start
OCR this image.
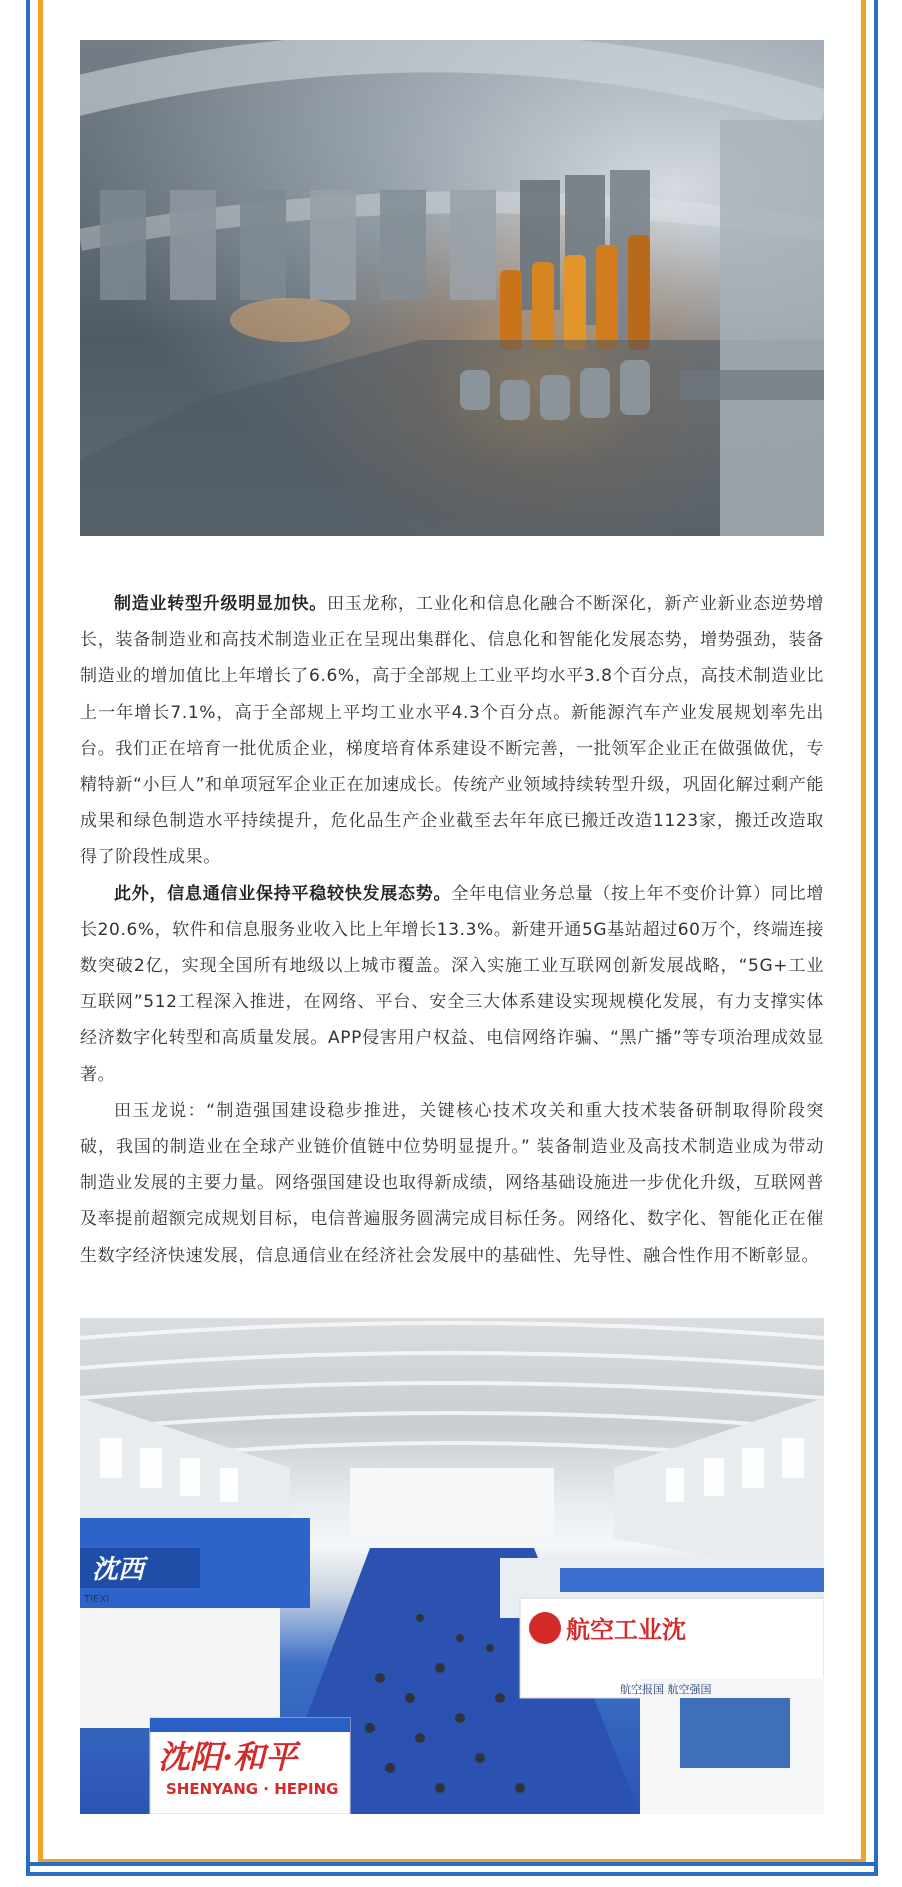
制造业转型升级明显加快。田玉龙称，工业化和信息化融合不断深化，新产业新业态逆势增长，装备制造业和高技术制造业正在呈现出集群化、信息化和智能化发展态势，增势强劲，装备制造业的增加值比上年增长了6.6%，高于全部规上工业平均水平3.8个百分点，高技术制造业比上一年增长7.1%，高于全部规上平均工业水平4.3个百分点。新能源汽车产业发展规划率先出台。我们正在培育一批优质企业，梯度培育体系建设不断完善，一批领军企业正在做强做优，专精特新“小巨人”和单项冠军企业正在加速成长。传统产业领域持续转型升级，巩固化解过剩产能成果和绿色制造水平持续提升，危化品生产企业截至去年年底已搬迁改造1123家，搬迁改造取得了阶段性成果。

此外，信息通信业保持平稳较快发展态势。全年电信业务总量（按上年不变价计算）同比增长20.6%，软件和信息服务业收入比上年增长13.3%。新建开通5G基站超过60万个，终端连接数突破2亿，实现全国所有地级以上城市覆盖。深入实施工业互联网创新发展战略，“5G+工业互联网”512工程深入推进，在网络、平台、安全三大体系建设实现规模化发展，有力支撑实体经济数字化转型和高质量发展。APP侵害用户权益、电信网络诈骗、“黑广播”等专项治理成效显著。

田玉龙说：“制造强国建设稳步推进，关键核心技术攻关和重大技术装备研制取得阶段突破，我国的制造业在全球产业链价值链中位势明显提升。” 装备制造业及高技术制造业成为带动制造业发展的主要力量。网络强国建设也取得新成绩，网络基础设施进一步优化升级，互联网普及率提前超额完成规划目标，电信普遍服务圆满完成目标任务。网络化、数字化、智能化正在催生数字经济快速发展，信息通信业在经济社会发展中的基础性、先导性、融合性作用不断彰显。

沈西
TIEXI
沈阳·和平
SHENYANG · HEPING
航空工业沈
航空报国 航空强国
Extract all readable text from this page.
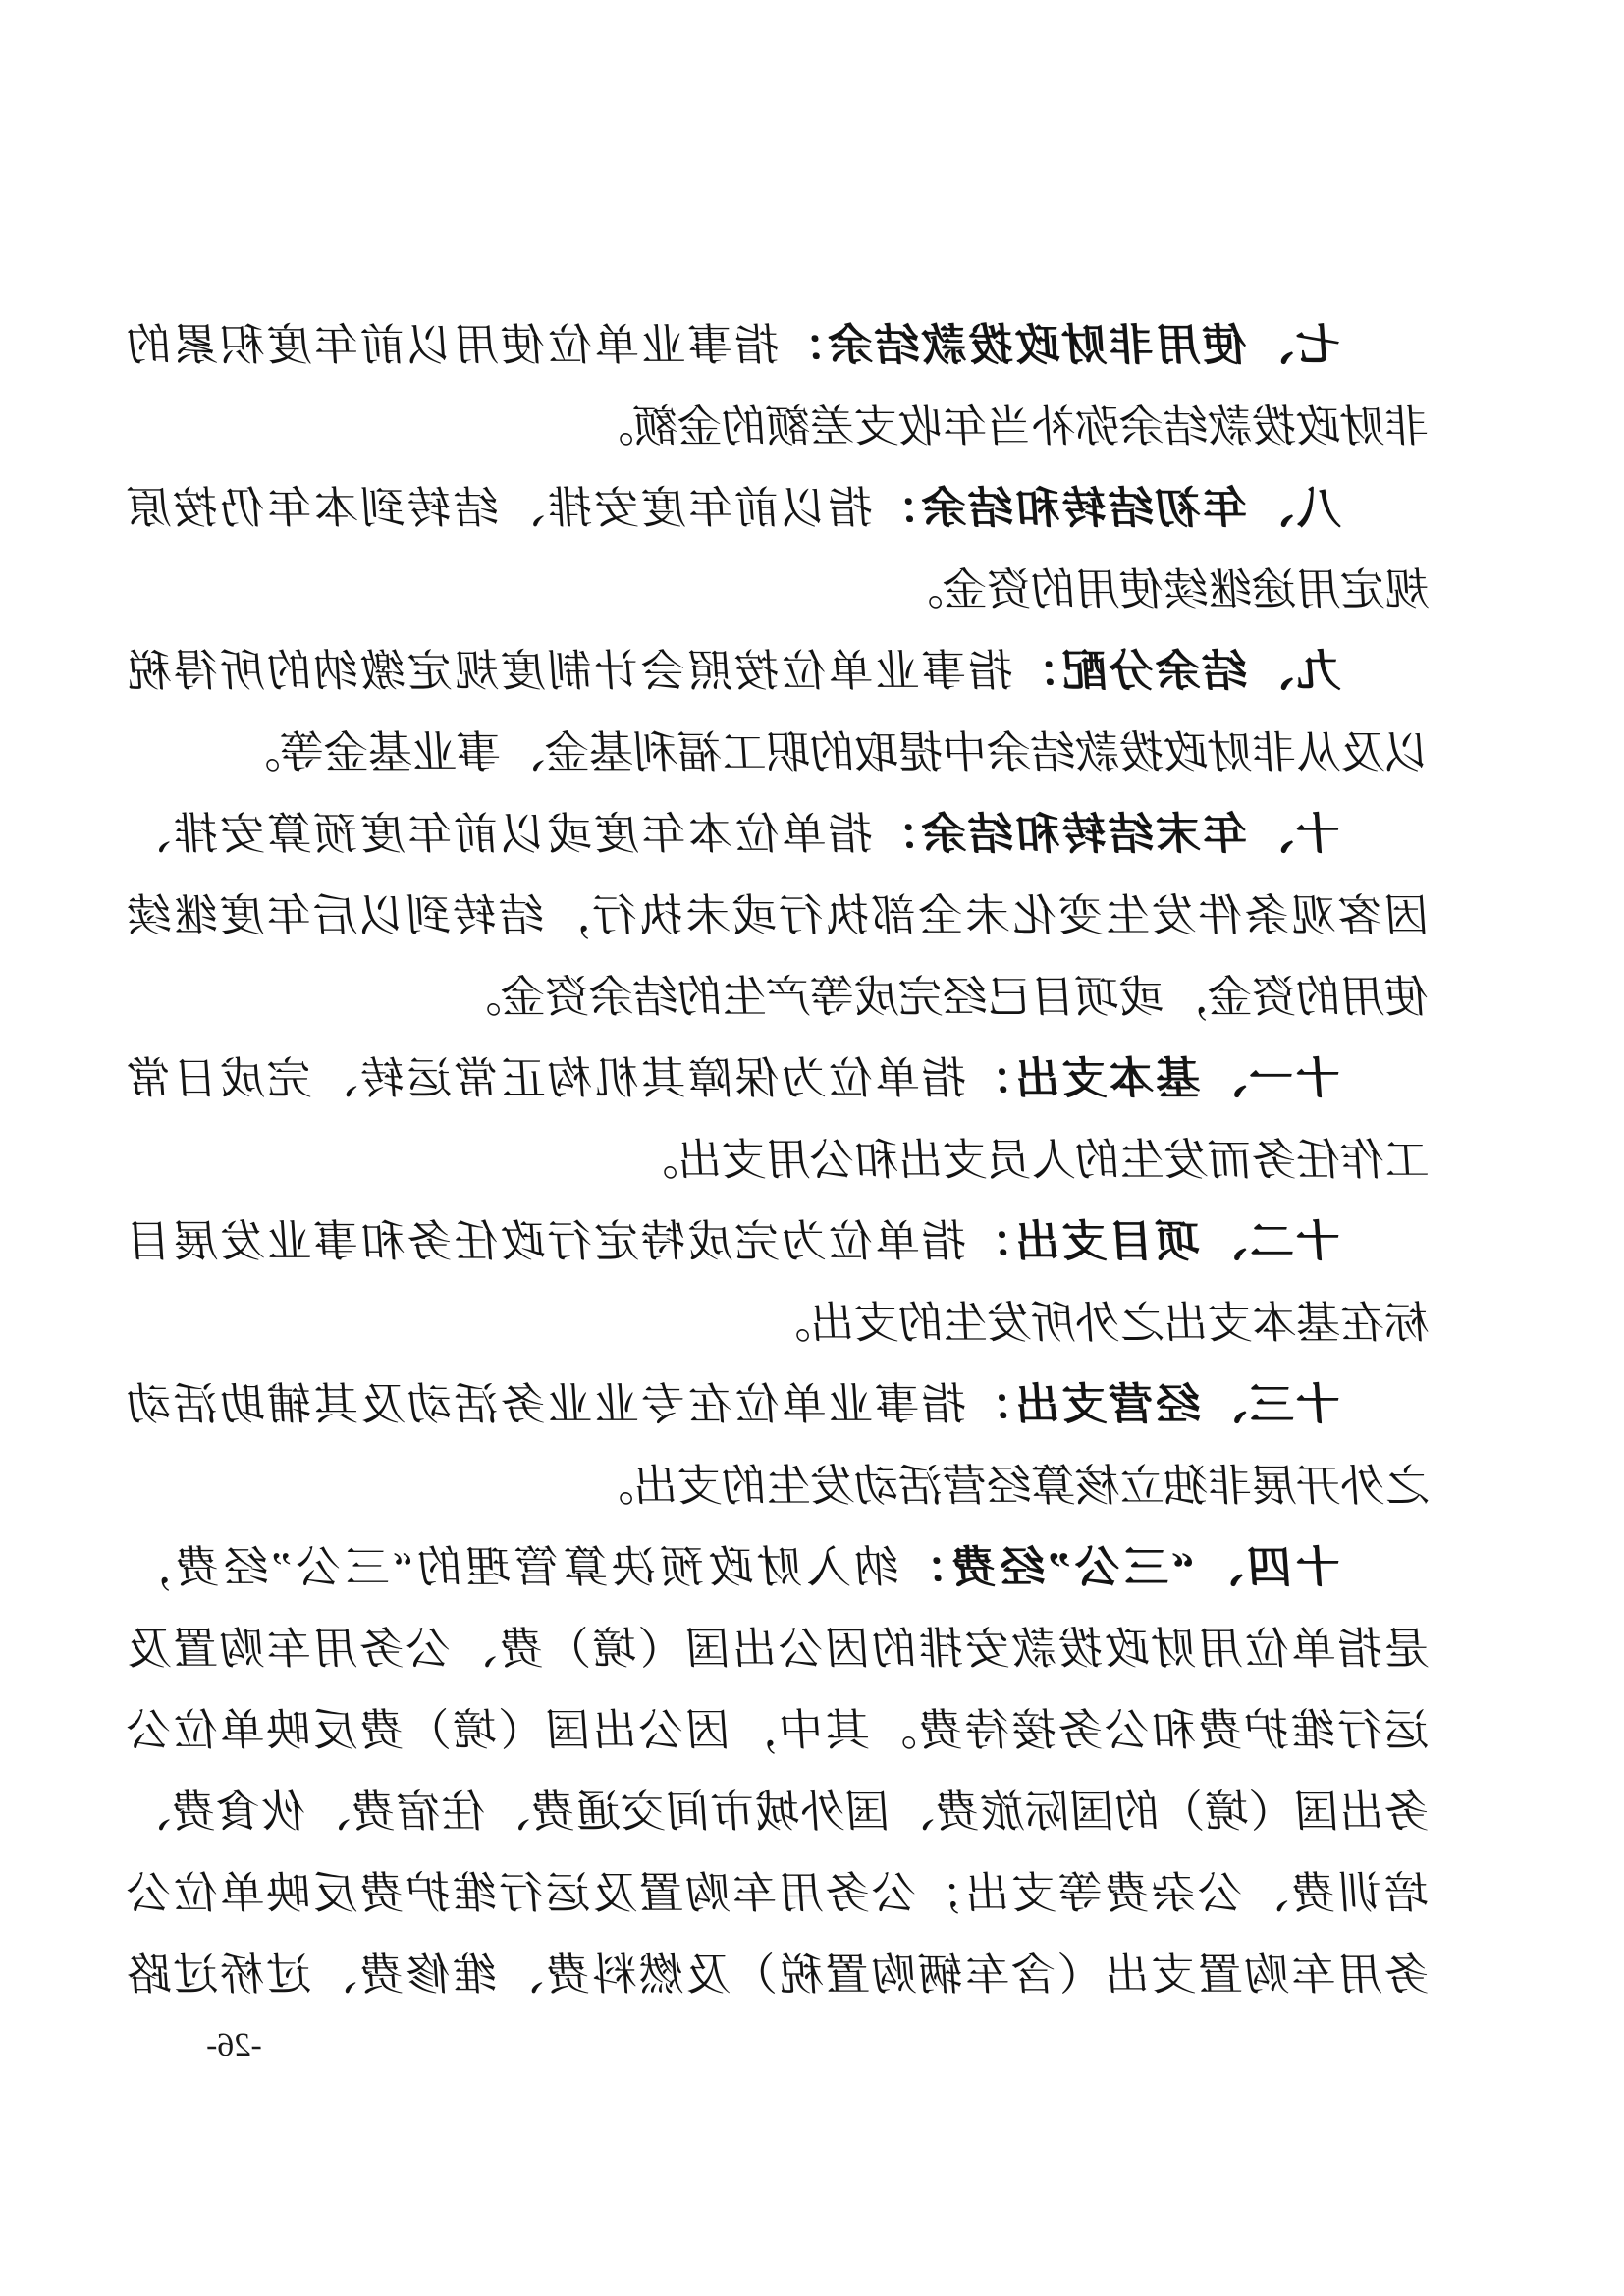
七、使用非财政拨款结余：指事业单位使用以前年度积累的
非财政拨款结余弥补当年收支差额的金额。
八、年初结转和结余：指以前年度安排、结转到本年仍按原
规定用途继续使用的资金。
九、结余分配：指事业单位按照会计制度规定缴纳的所得税
以及从非财政拨款结余中提取的职工福利基金、事业基金等。
十、年末结转和结余：指单位本年度或以前年度预算安排、
因客观条件发生变化未全部执行或未执行，结转到以后年度继续
使用的资金，或项目已经完成等产生的结余资金。
十一、基本支出：指单位为保障其机构正常运转、完成日常
工作任务而发生的人员支出和公用支出。
十二、项目支出：指单位为完成特定行政任务和事业发展目
标在基本支出之外所发生的支出。
十三、经营支出：指事业单位在专业业务活动及其辅助活动
之外开展非独立核算经营活动发生的支出。
十四、“三公”经费：纳入财政预决算管理的“三公”经费，
是指单位用财政拨款安排的因公出国（境）费、公务用车购置及
运行维护费和公务接待费。其中，因公出国（境）费反映单位公
务出国（境）的国际旅费、国外城市间交通费、住宿费、伙食费、
培训费、公杂费等支出；公务用车购置及运行维护费反映单位公
务用车购置支出（含车辆购置税）及燃料费、维修费、过桥过路
-26-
end
Search the preceding listing for the word "this" and pull out every line that holds it.

OCR this image.
Extract all readable text from this page.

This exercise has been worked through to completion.